Copy, from the entries below, each line in which the string "format" appears.

> _PROVIDED RECORDS_

Begin

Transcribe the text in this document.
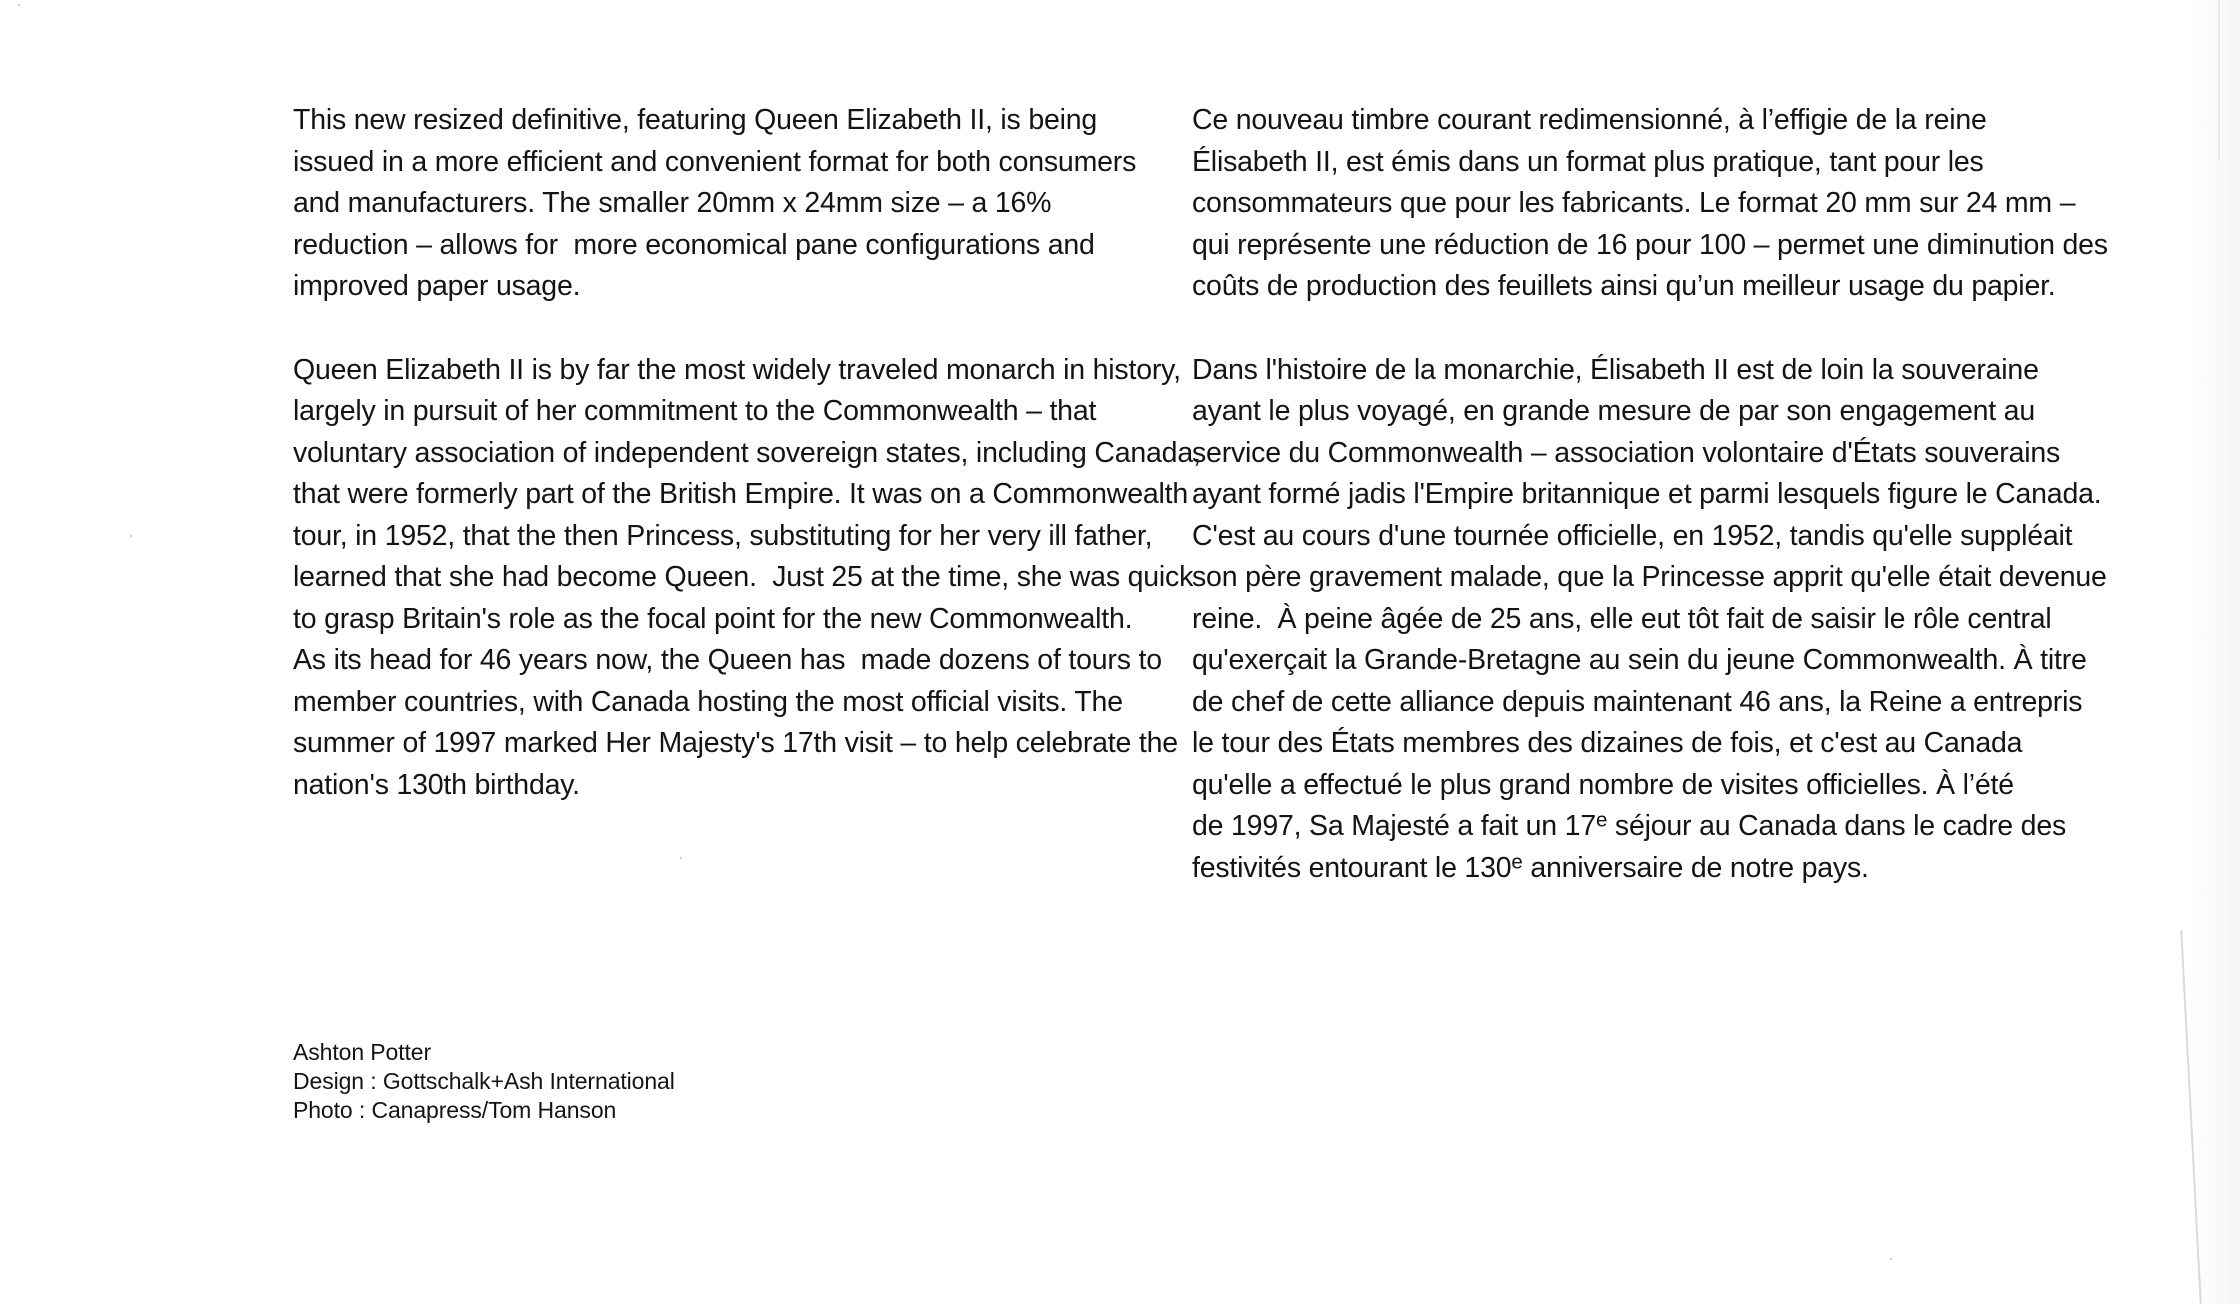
This new resized definitive, featuring Queen Elizabeth II, is being
issued in a more efficient and convenient format for both consumers
and manufacturers. The smaller 20mm x 24mm size – a 16%
reduction – allows for  more economical pane configurations and
improved paper usage.
Queen Elizabeth II is by far the most widely traveled monarch in history,
largely in pursuit of her commitment to the Commonwealth – that
voluntary association of independent sovereign states, including Canada,
that were formerly part of the British Empire. It was on a Commonwealth
tour, in 1952, that the then Princess, substituting for her very ill father,
learned that she had become Queen.  Just 25 at the time, she was quick
to grasp Britain's role as the focal point for the new Commonwealth.
As its head for 46 years now, the Queen has  made dozens of tours to
member countries, with Canada hosting the most official visits. The
summer of 1997 marked Her Majesty's 17th visit – to help celebrate the
nation's 130th birthday.
Ce nouveau timbre courant redimensionné, à l’effigie de la reine
Élisabeth II, est émis dans un format plus pratique, tant pour les
consommateurs que pour les fabricants. Le format 20 mm sur 24 mm –
qui représente une réduction de 16 pour 100 – permet une diminution des
coûts de production des feuillets ainsi qu’un meilleur usage du papier.
Dans l'histoire de la monarchie, Élisabeth II est de loin la souveraine
ayant le plus voyagé, en grande mesure de par son engagement au
service du Commonwealth – association volontaire d'États souverains
ayant formé jadis l'Empire britannique et parmi lesquels figure le Canada.
C'est au cours d'une tournée officielle, en 1952, tandis qu'elle suppléait
son père gravement malade, que la Princesse apprit qu'elle était devenue
reine.  À peine âgée de 25 ans, elle eut tôt fait de saisir le rôle central
qu'exerçait la Grande-Bretagne au sein du jeune Commonwealth. À titre
de chef de cette alliance depuis maintenant 46 ans, la Reine a entrepris
le tour des États membres des dizaines de fois, et c'est au Canada
qu'elle a effectué le plus grand nombre de visites officielles. À l’été
de 1997, Sa Majesté a fait un 17e séjour au Canada dans le cadre des
festivités entourant le 130e anniversaire de notre pays.
Ashton Potter
Design : Gottschalk+Ash International
Photo : Canapress/Tom Hanson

End

> _EXERCISE RESPONSE_
issued in a more efficient and convenient format for both consumers
Élisabeth II, est émis dans un format plus pratique, tant pour les
consommateurs que pour les fabricants. Le format 20 mm sur 24 mm –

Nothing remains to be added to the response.